Please reproduce the records word for word, from their first line through the line containing "refresh-button[interactable] <box>642 79", with that line included.
——
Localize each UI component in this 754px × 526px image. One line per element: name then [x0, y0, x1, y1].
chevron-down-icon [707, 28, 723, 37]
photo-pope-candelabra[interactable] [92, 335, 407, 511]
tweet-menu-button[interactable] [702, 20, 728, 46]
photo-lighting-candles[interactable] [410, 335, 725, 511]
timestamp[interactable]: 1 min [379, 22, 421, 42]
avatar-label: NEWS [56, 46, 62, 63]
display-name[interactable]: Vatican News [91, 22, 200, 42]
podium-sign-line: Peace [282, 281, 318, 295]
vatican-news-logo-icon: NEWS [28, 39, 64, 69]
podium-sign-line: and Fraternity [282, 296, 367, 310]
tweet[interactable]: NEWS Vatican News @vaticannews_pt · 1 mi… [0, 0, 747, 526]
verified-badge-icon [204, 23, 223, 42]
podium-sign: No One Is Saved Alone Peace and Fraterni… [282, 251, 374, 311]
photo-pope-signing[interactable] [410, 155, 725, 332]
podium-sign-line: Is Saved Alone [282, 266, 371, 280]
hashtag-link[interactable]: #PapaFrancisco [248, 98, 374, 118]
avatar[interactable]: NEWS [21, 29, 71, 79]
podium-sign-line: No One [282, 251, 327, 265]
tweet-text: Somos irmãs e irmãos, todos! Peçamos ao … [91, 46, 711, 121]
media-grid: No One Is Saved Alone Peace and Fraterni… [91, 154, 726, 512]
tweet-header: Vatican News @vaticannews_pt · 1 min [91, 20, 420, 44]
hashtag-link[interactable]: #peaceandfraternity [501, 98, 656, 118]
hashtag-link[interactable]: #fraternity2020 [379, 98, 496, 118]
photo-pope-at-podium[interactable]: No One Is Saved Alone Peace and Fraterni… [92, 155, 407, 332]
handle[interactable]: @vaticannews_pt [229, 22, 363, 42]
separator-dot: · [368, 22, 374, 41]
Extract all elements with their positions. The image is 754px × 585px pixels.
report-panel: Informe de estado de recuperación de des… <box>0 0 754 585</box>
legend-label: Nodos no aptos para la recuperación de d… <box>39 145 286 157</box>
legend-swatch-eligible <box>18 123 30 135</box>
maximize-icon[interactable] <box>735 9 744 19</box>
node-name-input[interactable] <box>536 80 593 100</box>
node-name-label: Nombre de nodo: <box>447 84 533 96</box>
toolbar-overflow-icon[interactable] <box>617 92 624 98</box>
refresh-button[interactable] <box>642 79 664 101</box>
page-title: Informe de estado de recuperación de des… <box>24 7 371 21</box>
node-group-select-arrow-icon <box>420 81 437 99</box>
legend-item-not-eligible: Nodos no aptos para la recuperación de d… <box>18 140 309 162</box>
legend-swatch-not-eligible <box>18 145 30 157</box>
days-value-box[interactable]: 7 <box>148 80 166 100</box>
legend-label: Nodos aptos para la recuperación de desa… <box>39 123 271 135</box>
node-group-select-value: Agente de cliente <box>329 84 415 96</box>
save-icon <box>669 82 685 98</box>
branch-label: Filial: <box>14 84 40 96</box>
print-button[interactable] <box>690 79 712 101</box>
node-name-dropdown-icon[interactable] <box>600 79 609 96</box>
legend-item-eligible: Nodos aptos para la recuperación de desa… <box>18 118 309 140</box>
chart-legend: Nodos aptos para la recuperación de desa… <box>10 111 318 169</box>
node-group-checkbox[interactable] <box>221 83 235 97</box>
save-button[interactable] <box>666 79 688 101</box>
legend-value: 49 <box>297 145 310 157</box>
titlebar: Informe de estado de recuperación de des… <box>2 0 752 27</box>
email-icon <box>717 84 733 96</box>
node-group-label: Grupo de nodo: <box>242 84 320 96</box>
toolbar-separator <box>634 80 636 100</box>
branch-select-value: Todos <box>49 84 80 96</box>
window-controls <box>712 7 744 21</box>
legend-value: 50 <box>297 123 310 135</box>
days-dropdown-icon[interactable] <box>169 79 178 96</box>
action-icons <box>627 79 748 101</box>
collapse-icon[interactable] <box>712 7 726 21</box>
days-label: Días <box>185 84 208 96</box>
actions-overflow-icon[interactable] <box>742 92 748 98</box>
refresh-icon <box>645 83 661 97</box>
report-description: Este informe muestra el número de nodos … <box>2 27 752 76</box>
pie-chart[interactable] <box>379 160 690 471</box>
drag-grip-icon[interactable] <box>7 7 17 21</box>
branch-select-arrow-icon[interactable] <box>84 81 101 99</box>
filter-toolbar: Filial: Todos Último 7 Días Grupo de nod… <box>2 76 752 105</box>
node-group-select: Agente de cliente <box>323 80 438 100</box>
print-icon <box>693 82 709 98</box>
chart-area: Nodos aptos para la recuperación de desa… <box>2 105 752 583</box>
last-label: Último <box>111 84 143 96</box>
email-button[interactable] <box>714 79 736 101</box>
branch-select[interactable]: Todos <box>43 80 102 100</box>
——
## WORKED ANSWER
Localize each UI component in this 754px × 526px image. One line per element: name then [x0, y0, x1, y1].
chevron-down-icon [707, 28, 723, 37]
photo-pope-candelabra[interactable] [92, 335, 407, 511]
tweet-menu-button[interactable] [702, 20, 728, 46]
photo-lighting-candles[interactable] [410, 335, 725, 511]
timestamp[interactable]: 1 min [379, 22, 421, 42]
avatar-label: NEWS [56, 46, 62, 63]
display-name[interactable]: Vatican News [91, 22, 200, 42]
podium-sign-line: Peace [282, 281, 318, 295]
vatican-news-logo-icon: NEWS [28, 39, 64, 69]
podium-sign-line: and Fraternity [282, 296, 367, 310]
tweet[interactable]: NEWS Vatican News @vaticannews_pt · 1 mi… [0, 0, 747, 526]
verified-badge-icon [204, 23, 223, 42]
podium-sign: No One Is Saved Alone Peace and Fraterni… [282, 251, 374, 311]
photo-pope-signing[interactable] [410, 155, 725, 332]
podium-sign-line: Is Saved Alone [282, 266, 371, 280]
hashtag-link[interactable]: #PapaFrancisco [248, 98, 374, 118]
avatar[interactable]: NEWS [21, 29, 71, 79]
podium-sign-line: No One [282, 251, 327, 265]
tweet-text: Somos irmãs e irmãos, todos! Peçamos ao … [91, 46, 711, 121]
media-grid: No One Is Saved Alone Peace and Fraterni… [91, 154, 726, 512]
tweet-header: Vatican News @vaticannews_pt · 1 min [91, 20, 420, 44]
hashtag-link[interactable]: #peaceandfraternity [501, 98, 656, 118]
hashtag-link[interactable]: #fraternity2020 [379, 98, 496, 118]
photo-pope-at-podium[interactable]: No One Is Saved Alone Peace and Fraterni… [92, 155, 407, 332]
handle[interactable]: @vaticannews_pt [229, 22, 363, 42]
separator-dot: · [368, 22, 374, 41]
Extract all elements with their positions. The image is 754px × 585px pixels.
report-panel: Informe de estado de recuperación de des… <box>0 0 754 585</box>
legend-label: Nodos no aptos para la recuperación de d… <box>39 145 286 157</box>
legend-swatch-eligible <box>18 123 30 135</box>
maximize-icon[interactable] <box>735 9 744 19</box>
node-name-input[interactable] <box>536 80 593 100</box>
node-name-label: Nombre de nodo: <box>447 84 533 96</box>
toolbar-overflow-icon[interactable] <box>617 92 624 98</box>
refresh-button[interactable] <box>642 79 664 101</box>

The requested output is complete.